THE TASK:
Repeat all of the material exactly as given.

#### RECORDS SUPPLIED

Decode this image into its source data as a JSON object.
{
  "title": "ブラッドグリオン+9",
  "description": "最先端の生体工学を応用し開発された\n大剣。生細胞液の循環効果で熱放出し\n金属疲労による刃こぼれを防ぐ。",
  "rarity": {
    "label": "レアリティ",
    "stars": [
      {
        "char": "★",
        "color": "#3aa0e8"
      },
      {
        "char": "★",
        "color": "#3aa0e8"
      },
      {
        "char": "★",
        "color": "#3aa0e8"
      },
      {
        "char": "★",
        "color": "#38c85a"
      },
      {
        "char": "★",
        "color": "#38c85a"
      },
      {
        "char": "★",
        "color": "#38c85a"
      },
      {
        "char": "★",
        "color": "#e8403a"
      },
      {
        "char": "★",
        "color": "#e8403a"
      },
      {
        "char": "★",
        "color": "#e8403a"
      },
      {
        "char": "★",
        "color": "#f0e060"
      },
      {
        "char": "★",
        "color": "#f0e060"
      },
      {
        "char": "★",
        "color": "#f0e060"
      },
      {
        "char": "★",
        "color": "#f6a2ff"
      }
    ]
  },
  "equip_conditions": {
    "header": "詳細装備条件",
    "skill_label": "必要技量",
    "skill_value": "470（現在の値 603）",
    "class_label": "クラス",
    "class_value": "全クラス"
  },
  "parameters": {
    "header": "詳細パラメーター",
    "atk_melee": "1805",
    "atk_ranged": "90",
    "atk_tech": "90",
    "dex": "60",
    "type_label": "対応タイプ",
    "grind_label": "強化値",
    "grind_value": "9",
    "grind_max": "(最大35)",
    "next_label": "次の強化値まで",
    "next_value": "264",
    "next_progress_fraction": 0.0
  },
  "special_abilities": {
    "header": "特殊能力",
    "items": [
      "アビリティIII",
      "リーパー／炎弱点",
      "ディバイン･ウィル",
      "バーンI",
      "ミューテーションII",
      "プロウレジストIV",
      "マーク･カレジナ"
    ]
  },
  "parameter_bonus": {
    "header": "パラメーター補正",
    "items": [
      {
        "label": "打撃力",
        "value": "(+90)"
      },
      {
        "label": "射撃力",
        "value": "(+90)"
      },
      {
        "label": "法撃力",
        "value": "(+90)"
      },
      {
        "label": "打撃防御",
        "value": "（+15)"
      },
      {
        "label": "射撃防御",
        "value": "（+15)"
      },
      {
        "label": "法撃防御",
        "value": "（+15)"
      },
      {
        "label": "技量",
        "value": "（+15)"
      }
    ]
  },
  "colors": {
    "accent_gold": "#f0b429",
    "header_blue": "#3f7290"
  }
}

########

ANSWER TO THE PROBLEM:
Decode this image into its source data as a JSON object.
{
  "title": "ブラッドグリオン+9",
  "description": "最先端の生体工学を応用し開発された\n大剣。生細胞液の循環効果で熱放出し\n金属疲労による刃こぼれを防ぐ。",
  "rarity": {
    "label": "レアリティ",
    "stars": [
      {
        "char": "★",
        "color": "#3aa0e8"
      },
      {
        "char": "★",
        "color": "#3aa0e8"
      },
      {
        "char": "★",
        "color": "#3aa0e8"
      },
      {
        "char": "★",
        "color": "#38c85a"
      },
      {
        "char": "★",
        "color": "#38c85a"
      },
      {
        "char": "★",
        "color": "#38c85a"
      },
      {
        "char": "★",
        "color": "#e8403a"
      },
      {
        "char": "★",
        "color": "#e8403a"
      },
      {
        "char": "★",
        "color": "#e8403a"
      },
      {
        "char": "★",
        "color": "#f0e060"
      },
      {
        "char": "★",
        "color": "#f0e060"
      },
      {
        "char": "★",
        "color": "#f0e060"
      },
      {
        "char": "★",
        "color": "#f6a2ff"
      }
    ]
  },
  "equip_conditions": {
    "header": "詳細装備条件",
    "skill_label": "必要技量",
    "skill_value": "470（現在の値 603）",
    "class_label": "クラス",
    "class_value": "全クラス"
  },
  "parameters": {
    "header": "詳細パラメーター",
    "atk_melee": "1805",
    "atk_ranged": "90",
    "atk_tech": "90",
    "dex": "60",
    "type_label": "対応タイプ",
    "grind_label": "強化値",
    "grind_value": "9",
    "grind_max": "(最大35)",
    "next_label": "次の強化値まで",
    "next_value": "264",
    "next_progress_fraction": 0.0
  },
  "special_abilities": {
    "header": "特殊能力",
    "items": [
      "アビリティIII",
      "リーパー／炎弱点",
      "ディバイン･ウィル",
      "バーンI",
      "ミューテーションII",
      "プロウレジストIV",
      "マーク･カレジナ"
    ]
  },
  "parameter_bonus": {
    "header": "パラメーター補正",
    "items": [
      {
        "label": "打撃力",
        "value": "(+90)"
      },
      {
        "label": "射撃力",
        "value": "(+90)"
      },
      {
        "label": "法撃力",
        "value": "(+90)"
      },
      {
        "label": "打撃防御",
        "value": "（+15)"
      },
      {
        "label": "射撃防御",
        "value": "（+15)"
      },
      {
        "label": "法撃防御",
        "value": "（+15)"
      },
      {
        "label": "技量",
        "value": "（+15)"
      }
    ]
  },
  "colors": {
    "accent_gold": "#f0b429",
    "header_blue": "#3f7290"
  }
}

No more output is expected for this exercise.